▶ _BRIEF_
Below are some records. How many of their lines contain the string "true"? Give the number only.

[Data records]

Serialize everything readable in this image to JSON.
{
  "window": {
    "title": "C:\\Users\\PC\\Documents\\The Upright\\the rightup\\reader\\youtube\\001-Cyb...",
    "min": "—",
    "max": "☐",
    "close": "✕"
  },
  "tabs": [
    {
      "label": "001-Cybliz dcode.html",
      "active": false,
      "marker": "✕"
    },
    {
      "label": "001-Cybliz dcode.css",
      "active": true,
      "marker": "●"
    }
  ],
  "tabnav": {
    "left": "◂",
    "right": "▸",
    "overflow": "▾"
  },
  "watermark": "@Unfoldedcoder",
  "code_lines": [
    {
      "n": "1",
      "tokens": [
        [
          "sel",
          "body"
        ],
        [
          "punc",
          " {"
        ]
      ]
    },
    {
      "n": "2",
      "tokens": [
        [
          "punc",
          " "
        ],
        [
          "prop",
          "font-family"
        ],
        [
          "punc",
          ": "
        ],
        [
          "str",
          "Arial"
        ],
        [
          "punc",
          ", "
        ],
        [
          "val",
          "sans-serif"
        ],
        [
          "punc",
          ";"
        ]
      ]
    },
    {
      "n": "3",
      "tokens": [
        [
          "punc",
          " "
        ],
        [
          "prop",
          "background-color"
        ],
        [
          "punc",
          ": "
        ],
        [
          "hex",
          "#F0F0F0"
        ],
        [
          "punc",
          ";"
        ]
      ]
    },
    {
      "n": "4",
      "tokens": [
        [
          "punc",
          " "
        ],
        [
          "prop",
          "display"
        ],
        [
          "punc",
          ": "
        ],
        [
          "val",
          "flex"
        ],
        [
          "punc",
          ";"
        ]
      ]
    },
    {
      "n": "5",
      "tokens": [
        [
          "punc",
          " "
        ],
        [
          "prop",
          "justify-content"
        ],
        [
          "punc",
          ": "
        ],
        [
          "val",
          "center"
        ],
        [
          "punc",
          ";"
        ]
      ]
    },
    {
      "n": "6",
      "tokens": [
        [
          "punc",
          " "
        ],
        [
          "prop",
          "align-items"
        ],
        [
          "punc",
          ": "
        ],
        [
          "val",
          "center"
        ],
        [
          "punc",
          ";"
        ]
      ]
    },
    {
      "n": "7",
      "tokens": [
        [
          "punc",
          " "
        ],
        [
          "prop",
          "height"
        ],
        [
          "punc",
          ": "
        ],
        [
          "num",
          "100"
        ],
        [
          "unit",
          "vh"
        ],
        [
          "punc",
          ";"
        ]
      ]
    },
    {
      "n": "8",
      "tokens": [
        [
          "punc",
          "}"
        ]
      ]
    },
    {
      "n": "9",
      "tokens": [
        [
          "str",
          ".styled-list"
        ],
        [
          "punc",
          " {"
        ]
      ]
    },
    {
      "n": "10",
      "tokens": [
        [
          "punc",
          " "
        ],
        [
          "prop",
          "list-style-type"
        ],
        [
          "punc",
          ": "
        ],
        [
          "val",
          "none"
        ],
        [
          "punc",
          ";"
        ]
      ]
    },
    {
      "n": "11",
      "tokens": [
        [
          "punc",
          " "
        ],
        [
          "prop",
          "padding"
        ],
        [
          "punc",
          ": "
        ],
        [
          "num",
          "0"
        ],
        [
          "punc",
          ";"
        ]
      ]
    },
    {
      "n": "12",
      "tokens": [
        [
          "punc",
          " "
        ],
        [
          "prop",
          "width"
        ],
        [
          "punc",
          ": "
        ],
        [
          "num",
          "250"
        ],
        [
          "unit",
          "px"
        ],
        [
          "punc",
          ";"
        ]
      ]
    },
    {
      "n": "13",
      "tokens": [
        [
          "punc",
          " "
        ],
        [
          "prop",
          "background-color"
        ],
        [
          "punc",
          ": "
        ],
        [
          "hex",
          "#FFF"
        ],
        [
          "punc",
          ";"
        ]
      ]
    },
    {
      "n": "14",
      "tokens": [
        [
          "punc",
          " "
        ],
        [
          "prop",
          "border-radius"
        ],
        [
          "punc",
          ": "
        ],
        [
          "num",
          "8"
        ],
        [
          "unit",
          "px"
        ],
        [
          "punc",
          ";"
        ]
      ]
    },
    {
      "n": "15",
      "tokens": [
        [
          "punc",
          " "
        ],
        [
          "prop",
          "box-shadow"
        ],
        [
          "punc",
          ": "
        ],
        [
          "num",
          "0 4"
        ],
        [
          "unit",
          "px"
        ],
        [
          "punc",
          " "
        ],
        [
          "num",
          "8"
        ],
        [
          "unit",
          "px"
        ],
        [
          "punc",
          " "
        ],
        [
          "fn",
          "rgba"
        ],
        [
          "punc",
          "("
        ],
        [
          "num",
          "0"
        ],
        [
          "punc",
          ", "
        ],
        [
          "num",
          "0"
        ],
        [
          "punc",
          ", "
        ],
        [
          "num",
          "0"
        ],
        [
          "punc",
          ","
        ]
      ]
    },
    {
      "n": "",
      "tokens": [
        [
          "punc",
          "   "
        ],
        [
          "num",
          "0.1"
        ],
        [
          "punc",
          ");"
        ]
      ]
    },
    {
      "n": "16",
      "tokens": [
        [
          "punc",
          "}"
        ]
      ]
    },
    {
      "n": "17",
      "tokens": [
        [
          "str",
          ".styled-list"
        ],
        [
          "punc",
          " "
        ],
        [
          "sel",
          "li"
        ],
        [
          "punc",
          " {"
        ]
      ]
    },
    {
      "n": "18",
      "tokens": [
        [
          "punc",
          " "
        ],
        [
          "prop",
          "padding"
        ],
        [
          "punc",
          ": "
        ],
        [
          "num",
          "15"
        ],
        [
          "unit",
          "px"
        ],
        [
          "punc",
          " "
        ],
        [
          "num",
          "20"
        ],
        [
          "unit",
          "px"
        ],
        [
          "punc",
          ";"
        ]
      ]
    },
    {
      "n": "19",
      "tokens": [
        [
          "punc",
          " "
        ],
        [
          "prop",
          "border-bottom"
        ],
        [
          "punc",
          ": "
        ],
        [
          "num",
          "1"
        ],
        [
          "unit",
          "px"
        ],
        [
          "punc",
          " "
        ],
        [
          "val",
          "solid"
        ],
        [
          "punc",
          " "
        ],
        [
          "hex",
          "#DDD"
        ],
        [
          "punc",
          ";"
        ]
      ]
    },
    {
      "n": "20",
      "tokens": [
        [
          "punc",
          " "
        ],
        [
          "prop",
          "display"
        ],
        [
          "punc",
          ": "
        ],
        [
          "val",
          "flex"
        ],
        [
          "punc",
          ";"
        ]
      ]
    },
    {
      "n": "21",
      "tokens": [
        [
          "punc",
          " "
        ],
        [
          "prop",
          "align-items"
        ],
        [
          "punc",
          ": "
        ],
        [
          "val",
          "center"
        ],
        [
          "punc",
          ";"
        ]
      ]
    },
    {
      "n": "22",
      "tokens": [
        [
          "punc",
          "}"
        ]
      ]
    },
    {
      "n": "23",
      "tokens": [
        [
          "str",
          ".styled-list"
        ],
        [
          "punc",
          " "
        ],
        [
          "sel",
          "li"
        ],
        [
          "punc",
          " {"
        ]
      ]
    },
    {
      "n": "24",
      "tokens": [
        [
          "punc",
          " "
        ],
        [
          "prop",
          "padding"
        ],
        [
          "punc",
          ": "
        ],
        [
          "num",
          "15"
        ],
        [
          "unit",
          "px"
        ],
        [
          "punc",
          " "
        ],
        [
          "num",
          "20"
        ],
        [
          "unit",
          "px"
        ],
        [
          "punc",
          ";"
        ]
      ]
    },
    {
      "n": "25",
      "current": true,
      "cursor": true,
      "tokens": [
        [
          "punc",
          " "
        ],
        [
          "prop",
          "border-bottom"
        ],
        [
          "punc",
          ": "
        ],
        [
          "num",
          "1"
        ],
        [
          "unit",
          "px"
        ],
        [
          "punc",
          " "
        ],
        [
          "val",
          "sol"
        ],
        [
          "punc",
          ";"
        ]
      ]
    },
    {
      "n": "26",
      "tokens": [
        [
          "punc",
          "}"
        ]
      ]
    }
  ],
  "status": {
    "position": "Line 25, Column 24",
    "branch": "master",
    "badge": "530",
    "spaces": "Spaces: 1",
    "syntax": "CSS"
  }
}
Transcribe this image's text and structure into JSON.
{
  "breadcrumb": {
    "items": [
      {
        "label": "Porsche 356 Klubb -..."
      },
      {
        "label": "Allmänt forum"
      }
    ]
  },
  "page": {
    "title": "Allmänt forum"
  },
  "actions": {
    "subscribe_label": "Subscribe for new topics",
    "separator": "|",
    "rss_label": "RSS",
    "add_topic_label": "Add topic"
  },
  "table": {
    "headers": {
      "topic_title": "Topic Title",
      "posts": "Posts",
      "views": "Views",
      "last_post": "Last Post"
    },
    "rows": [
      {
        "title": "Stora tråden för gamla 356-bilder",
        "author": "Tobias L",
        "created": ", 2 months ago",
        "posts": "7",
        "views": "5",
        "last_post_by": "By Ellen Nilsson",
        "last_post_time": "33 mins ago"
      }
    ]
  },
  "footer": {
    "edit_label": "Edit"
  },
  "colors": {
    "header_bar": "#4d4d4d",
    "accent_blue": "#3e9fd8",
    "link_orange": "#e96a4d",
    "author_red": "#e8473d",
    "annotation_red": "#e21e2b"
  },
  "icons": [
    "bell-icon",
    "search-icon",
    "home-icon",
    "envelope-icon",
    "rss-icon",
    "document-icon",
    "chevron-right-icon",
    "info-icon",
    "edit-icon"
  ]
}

▶ _OUTPUT OF THE EXERCISE_
3